» TEXT SECTION
As a mortgage broker in Tampa Bay, I've said it again and again, many factors contributed to the housing market mess. While placing home buyers in ill-fitting mortgage products and lending to others with reckless disregard for the risks they brought to the closing table are definitely two of the factors, they are not the only ones. The subprime mortgage market and the mortgage brokerage industry have really become the whipping boys and have definitely taken the brunt of the blame.

Unfortunately, a good number of recipients of "A Paper" loans have: skidded into foreclosure status, visited the back alleys of strategic foreclosures, most heartily contributed to the tidal wave of homes that hit the market, and are largely responsible for the Nightmare on Elm Street shadow foreclosure inventory that lurks around the corner with Freddy Kruger.

In 2005, the cure rate (the percentage of loans that have fallen behind in payments and then restored their good standing), was 85% for borrowers that were 30 days late in making their payment. In 2010, per Amherst Securities, that cure rate is below 1% for those over 90 days late; a significant drop.  Statistics also show that a big chunk of the home owners that have "not been cured" have credit scores of over 660!

» DATA EXTRACT

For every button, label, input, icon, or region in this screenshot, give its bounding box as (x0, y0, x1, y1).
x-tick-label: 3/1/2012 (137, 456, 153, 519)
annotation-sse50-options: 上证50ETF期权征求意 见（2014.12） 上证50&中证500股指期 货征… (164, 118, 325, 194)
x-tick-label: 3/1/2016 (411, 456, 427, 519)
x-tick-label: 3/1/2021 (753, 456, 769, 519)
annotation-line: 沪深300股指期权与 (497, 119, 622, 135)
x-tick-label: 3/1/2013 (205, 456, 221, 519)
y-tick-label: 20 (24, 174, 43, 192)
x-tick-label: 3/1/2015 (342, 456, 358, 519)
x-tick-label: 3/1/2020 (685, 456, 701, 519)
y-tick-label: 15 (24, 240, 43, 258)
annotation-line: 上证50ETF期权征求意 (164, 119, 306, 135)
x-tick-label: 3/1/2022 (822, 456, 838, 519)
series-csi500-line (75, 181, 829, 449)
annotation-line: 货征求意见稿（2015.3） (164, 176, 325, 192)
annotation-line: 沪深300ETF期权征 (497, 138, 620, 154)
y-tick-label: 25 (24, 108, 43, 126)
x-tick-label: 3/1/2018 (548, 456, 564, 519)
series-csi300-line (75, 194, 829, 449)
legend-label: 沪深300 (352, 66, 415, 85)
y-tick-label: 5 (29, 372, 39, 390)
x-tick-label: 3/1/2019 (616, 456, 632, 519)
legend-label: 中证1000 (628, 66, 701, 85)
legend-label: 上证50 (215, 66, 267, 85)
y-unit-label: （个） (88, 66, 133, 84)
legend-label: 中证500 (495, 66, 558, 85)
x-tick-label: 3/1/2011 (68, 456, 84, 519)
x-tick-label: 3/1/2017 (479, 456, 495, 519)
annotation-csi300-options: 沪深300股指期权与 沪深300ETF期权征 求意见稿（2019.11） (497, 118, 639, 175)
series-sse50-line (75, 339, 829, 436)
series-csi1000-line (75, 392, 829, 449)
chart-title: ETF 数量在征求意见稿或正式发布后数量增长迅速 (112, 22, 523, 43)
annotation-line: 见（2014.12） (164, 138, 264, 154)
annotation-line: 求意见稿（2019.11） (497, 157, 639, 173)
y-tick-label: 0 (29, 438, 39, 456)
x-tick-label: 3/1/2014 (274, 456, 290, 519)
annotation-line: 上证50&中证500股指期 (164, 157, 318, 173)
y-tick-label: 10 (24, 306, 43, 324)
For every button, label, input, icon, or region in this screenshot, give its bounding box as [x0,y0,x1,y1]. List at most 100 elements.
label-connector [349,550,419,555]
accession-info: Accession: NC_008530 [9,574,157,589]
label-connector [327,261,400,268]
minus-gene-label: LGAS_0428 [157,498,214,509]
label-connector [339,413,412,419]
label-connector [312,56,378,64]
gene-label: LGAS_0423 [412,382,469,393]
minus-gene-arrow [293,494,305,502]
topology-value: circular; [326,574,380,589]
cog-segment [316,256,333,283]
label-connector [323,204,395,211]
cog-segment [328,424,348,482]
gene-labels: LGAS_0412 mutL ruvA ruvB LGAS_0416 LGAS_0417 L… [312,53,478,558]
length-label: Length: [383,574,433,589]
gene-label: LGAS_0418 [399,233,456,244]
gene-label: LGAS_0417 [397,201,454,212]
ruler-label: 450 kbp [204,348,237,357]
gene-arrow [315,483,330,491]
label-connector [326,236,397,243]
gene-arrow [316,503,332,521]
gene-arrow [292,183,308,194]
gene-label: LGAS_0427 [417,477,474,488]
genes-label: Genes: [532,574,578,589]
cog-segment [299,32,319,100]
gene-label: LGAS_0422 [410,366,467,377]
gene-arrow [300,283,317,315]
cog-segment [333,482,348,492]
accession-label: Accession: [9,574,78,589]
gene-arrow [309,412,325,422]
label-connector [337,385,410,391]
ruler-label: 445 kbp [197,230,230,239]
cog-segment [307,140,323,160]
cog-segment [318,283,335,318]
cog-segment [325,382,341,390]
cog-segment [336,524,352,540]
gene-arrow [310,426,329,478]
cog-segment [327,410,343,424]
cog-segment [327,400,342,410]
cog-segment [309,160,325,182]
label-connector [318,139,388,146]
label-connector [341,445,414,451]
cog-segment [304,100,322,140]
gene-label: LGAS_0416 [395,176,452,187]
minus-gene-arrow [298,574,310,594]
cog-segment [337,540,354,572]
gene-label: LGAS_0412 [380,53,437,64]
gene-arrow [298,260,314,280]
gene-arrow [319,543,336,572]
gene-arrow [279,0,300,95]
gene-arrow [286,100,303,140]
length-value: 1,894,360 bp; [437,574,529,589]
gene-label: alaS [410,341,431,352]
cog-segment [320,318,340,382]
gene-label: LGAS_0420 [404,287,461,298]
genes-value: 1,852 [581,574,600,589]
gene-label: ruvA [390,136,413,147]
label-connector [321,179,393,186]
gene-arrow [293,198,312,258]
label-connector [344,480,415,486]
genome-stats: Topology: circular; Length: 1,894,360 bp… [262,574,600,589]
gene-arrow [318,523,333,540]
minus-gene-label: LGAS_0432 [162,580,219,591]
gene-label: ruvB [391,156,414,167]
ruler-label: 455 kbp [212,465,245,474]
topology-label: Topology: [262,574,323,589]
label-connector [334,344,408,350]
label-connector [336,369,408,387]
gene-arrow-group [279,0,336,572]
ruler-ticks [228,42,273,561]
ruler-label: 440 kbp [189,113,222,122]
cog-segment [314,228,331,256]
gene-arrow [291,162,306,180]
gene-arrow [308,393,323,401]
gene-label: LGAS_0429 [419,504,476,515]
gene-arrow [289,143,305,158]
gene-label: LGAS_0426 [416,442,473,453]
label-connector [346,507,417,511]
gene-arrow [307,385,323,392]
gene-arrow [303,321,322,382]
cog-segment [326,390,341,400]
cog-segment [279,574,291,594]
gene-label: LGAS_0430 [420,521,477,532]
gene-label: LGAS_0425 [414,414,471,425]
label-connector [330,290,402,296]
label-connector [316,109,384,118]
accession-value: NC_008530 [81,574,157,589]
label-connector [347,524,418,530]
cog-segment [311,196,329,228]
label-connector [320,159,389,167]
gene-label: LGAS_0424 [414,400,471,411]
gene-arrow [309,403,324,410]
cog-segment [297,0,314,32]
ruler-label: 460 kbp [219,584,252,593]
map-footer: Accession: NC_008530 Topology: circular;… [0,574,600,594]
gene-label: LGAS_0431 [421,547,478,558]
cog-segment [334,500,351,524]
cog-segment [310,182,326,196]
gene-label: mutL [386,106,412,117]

» TO DO
• A. List everything the text on the housing market mess says a good number of recipients of "A Paper" loans have done.
• B. Carry on the text about the housing market mess, starting from its last sentence.

» RESULTS OF THE EXERCISE
• A.
- Skidded into foreclosure status
- Visited the back alleys of strategic foreclosures
- Most heartily contributed to the tidal wave of homes that hit the market
- Are largely responsible for the Nightmare on Elm Street shadow foreclosure inventory that lurks around the corner with Freddy Kruger

• B.
But at the time, these then home buyers had great credit and six figure incomes. However, a whole lotta house can't be supported when you're pushing your way through your company's front doors holding a box full of the stuff from your desk. The job losses suffered by people across the economic spectrum fueled the foreclosure fires as surely as the subprime loans squirted the essential kerosene.

I think all you Realtors out there know as well as I that the restoration of a firm employment foundation for Americans is going to satisfy the stock market and the real estate market and keep the roofs over our heads.